Records about charts and figures
§ §

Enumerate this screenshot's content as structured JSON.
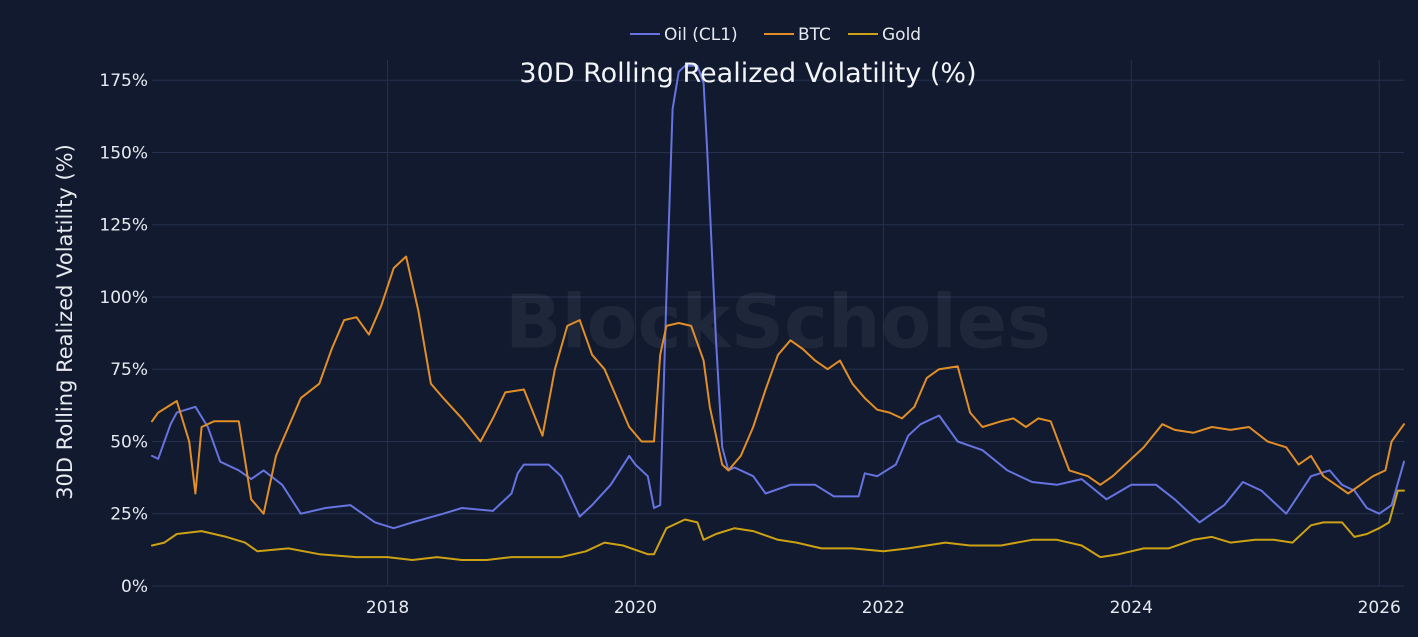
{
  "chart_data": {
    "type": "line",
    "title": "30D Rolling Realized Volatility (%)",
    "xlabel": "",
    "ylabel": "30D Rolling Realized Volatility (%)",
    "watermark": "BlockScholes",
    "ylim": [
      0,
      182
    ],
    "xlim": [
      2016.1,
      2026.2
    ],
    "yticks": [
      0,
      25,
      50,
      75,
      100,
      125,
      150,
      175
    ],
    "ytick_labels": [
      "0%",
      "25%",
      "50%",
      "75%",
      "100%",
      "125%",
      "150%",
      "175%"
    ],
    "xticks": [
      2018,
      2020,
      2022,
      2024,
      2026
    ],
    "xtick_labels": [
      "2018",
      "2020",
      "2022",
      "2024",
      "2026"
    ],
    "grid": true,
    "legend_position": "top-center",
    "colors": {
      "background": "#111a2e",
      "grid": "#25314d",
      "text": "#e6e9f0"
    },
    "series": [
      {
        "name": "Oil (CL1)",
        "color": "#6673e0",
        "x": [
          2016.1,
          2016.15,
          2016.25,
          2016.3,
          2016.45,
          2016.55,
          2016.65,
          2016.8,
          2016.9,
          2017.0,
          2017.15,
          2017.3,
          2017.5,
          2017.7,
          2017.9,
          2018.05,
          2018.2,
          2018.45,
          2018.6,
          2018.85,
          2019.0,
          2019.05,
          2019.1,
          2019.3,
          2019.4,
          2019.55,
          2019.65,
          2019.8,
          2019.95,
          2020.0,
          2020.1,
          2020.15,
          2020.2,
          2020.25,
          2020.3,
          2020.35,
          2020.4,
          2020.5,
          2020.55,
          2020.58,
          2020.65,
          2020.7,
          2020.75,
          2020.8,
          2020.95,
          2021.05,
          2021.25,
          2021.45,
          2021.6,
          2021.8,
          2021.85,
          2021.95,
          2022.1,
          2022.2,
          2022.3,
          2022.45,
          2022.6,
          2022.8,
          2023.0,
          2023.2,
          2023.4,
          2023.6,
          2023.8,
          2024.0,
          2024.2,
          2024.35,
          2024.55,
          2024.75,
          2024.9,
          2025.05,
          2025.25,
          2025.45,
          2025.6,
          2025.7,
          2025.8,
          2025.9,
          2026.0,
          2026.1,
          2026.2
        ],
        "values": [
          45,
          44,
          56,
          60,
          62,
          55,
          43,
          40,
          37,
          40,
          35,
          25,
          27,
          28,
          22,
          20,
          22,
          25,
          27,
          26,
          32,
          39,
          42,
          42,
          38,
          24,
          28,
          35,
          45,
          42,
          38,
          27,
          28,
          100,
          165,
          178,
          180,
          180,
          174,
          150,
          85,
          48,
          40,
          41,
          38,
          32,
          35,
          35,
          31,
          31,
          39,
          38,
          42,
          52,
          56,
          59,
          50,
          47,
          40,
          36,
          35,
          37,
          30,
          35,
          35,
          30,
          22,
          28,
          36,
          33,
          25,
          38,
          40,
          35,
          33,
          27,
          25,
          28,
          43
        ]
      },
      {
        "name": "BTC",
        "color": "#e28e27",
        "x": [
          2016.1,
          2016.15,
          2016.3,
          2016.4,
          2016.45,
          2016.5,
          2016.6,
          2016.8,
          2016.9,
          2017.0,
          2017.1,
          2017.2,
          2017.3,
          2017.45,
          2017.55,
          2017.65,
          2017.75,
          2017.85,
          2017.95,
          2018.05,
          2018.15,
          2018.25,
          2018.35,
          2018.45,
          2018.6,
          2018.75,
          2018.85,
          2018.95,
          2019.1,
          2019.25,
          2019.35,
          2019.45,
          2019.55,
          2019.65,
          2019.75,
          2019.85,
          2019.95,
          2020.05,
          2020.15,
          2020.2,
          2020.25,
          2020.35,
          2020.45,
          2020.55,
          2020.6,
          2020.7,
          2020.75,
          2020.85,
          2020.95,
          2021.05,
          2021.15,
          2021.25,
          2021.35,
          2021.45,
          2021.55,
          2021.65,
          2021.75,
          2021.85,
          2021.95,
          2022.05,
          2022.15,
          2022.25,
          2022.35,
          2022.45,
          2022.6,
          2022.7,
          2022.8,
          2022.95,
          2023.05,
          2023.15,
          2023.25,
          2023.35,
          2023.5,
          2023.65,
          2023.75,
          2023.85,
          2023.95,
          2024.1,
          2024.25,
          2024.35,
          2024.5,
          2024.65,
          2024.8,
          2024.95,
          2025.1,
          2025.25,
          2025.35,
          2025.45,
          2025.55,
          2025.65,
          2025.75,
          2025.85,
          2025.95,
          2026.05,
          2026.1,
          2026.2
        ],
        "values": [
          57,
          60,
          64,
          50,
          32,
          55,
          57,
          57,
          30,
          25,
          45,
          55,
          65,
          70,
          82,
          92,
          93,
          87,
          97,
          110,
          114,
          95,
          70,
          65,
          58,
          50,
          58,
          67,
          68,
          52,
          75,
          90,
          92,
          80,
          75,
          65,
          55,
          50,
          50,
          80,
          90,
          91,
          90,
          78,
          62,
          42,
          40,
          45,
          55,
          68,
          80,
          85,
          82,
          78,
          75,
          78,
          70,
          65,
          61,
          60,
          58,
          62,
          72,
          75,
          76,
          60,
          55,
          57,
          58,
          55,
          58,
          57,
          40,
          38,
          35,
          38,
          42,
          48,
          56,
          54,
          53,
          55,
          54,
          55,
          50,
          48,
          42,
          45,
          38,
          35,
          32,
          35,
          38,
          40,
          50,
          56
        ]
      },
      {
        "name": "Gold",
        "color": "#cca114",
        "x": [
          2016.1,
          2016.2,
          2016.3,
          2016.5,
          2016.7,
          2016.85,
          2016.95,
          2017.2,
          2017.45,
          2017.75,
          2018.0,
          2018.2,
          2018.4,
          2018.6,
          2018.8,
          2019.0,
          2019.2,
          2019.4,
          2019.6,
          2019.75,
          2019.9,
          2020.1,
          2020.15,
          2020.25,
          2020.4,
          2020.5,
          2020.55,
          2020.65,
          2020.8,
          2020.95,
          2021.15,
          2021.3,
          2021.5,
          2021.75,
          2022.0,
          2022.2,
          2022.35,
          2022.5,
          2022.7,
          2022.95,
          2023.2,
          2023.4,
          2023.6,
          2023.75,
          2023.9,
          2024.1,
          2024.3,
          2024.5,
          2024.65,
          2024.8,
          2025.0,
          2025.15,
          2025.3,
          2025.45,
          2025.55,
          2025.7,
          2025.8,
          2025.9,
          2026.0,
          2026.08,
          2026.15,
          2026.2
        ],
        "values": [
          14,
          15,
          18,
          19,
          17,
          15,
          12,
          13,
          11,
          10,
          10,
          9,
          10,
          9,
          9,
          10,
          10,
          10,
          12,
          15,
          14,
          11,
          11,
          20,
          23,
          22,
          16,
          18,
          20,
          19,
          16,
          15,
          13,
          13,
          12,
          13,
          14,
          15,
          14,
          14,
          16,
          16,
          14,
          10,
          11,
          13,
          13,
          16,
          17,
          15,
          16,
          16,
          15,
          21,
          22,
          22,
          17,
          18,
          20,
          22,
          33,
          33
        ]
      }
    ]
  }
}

§ §

• _GOAL_: Write out each line of the data that holds the string "Rolling".

• _FINAL RESULT_:
    "title": "30D Rolling Realized Volatility (%)",
    "ylabel": "30D Rolling Realized Volatility (%)",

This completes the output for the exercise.